▸ Task statement: Report every line in the listing below where the string "color" shows up.
++++++++++++++++++++
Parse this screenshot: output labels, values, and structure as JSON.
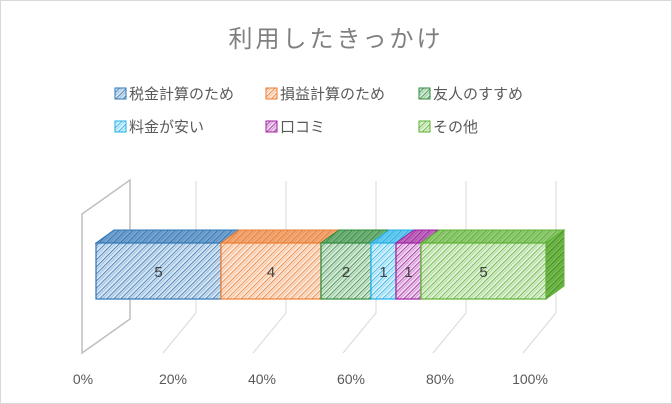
{
  "chart_data": {
    "type": "bar",
    "orientation": "horizontal",
    "stacking": "percent",
    "style": "3d",
    "title": "利用したきっかけ",
    "categories": [
      "利用したきっかけ"
    ],
    "series": [
      {
        "name": "税金計算のため",
        "values": [
          5
        ],
        "color": "#2e75b6"
      },
      {
        "name": "損益計算のため",
        "values": [
          4
        ],
        "color": "#ed7d31"
      },
      {
        "name": "友人のすすめ",
        "values": [
          2
        ],
        "color": "#2e8b3a"
      },
      {
        "name": "料金が安い",
        "values": [
          1
        ],
        "color": "#1fb0ea"
      },
      {
        "name": "口コミ",
        "values": [
          1
        ],
        "color": "#a020a0"
      },
      {
        "name": "その他",
        "values": [
          5
        ],
        "color": "#5bb12f"
      }
    ],
    "x_ticks": [
      "0%",
      "20%",
      "40%",
      "60%",
      "80%",
      "100%"
    ],
    "xlim": [
      0,
      100
    ],
    "grid": true,
    "legend_position": "top",
    "data_labels": true
  }
}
++++++++++++++++++++
▸ Response to the exercise:
        "color": "#2e75b6"
        "color": "#ed7d31"
        "color": "#2e8b3a"
        "color": "#1fb0ea"
        "color": "#a020a0"
        "color": "#5bb12f"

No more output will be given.